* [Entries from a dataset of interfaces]
========================

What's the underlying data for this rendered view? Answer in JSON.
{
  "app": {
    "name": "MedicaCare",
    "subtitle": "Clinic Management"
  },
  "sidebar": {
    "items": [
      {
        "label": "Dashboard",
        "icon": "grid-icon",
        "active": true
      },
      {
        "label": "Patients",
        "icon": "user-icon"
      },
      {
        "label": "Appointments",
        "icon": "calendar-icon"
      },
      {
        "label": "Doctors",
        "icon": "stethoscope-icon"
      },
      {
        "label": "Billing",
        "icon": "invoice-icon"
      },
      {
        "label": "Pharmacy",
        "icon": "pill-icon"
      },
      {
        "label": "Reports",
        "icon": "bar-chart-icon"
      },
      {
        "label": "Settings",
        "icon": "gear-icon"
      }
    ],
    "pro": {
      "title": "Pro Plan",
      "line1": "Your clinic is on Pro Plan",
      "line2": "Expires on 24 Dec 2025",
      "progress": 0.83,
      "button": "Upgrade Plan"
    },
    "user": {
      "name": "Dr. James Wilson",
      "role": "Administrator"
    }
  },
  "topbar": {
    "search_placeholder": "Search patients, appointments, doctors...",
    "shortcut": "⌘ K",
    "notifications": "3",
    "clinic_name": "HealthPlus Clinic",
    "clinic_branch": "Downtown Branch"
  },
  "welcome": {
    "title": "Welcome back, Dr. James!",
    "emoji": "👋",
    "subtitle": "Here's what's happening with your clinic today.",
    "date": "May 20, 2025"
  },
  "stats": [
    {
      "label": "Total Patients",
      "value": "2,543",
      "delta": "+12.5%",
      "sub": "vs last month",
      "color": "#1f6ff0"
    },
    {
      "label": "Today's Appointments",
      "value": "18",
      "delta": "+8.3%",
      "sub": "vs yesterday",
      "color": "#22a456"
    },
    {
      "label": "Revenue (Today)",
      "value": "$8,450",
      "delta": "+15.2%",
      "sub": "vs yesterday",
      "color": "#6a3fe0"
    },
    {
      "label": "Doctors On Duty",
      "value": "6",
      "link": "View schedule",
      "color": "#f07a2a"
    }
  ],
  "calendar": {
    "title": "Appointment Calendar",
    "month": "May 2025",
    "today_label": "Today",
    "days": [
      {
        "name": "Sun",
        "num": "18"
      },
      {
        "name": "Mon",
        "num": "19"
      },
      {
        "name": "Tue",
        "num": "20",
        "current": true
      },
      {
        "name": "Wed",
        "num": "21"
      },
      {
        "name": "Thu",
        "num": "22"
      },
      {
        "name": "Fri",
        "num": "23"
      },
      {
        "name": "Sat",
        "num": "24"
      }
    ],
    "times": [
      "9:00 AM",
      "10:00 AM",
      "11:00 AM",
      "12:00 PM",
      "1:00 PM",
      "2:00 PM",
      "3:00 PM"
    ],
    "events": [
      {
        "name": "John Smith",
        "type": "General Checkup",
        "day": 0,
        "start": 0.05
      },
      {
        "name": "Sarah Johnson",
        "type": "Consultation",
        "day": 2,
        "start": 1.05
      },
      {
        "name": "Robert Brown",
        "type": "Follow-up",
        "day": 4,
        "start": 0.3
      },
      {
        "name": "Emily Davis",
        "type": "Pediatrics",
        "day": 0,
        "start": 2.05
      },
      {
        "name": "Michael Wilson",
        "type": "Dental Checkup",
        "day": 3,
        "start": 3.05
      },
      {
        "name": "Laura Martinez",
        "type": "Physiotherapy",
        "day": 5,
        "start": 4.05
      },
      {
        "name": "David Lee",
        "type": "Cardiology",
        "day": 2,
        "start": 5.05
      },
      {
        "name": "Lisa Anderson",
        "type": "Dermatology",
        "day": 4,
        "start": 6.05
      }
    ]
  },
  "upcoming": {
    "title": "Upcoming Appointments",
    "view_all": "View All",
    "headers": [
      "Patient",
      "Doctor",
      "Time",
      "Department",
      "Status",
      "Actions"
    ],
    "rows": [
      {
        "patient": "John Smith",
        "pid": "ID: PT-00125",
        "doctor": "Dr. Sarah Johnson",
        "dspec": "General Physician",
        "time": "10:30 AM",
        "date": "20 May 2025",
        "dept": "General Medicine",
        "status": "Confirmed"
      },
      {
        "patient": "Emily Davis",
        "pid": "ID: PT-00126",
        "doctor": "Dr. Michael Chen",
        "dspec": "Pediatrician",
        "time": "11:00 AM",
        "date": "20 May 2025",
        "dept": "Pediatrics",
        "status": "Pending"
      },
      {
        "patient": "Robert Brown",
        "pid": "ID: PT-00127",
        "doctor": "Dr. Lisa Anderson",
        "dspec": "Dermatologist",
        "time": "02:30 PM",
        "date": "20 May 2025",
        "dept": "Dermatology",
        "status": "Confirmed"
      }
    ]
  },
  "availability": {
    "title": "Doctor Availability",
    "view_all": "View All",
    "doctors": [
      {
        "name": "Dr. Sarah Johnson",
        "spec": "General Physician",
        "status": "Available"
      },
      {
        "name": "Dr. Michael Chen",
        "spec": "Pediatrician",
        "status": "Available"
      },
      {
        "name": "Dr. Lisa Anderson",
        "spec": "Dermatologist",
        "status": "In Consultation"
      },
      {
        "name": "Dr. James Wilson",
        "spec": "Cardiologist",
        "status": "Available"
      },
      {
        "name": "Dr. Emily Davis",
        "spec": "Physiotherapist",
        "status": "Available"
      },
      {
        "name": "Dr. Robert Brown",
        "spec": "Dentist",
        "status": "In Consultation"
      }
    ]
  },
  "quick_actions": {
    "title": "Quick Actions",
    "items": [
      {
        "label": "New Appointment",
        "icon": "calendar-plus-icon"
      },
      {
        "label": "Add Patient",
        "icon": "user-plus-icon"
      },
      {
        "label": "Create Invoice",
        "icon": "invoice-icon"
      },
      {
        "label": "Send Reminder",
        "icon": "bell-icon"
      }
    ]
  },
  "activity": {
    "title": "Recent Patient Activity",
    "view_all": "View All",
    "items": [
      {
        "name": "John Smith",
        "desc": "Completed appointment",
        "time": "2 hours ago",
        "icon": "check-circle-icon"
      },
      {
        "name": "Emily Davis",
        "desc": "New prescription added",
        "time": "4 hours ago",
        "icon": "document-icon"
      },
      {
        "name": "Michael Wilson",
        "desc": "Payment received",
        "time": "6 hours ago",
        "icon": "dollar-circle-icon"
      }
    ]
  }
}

========================

* [Assigned task] Identify the lines of the entries containing the string "Anderson". Copy each such line.

* [Task result]
        "name": "Lisa Anderson",
        "doctor": "Dr. Lisa Anderson",
        "name": "Dr. Lisa Anderson",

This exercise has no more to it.